▸ INSTRUCTIONS TO FOLLOW
Using the records provided below, locate and copy each line that contains the word "Asunción".

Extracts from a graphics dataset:

++++++

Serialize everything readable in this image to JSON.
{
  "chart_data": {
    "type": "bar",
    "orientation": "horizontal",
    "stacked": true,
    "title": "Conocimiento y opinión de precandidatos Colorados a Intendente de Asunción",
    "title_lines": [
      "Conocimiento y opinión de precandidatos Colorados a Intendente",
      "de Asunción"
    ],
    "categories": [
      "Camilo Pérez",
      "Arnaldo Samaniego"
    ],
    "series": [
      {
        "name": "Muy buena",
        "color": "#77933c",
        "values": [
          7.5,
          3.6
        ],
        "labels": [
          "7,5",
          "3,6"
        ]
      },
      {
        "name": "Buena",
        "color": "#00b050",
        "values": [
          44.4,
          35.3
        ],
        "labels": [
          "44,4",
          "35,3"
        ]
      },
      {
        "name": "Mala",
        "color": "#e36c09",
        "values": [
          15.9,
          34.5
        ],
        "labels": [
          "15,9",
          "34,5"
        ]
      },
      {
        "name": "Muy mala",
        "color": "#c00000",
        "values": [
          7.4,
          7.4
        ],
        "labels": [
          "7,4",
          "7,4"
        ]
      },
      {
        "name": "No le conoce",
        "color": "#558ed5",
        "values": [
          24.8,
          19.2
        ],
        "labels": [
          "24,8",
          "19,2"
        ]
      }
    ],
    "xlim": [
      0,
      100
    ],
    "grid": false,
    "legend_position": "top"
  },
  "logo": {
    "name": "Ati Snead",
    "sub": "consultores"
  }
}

++++++

▸ TASK ANSWER
    "title": "Conocimiento y opinión de precandidatos Colorados a Intendente de Asunción",
      "de Asunción"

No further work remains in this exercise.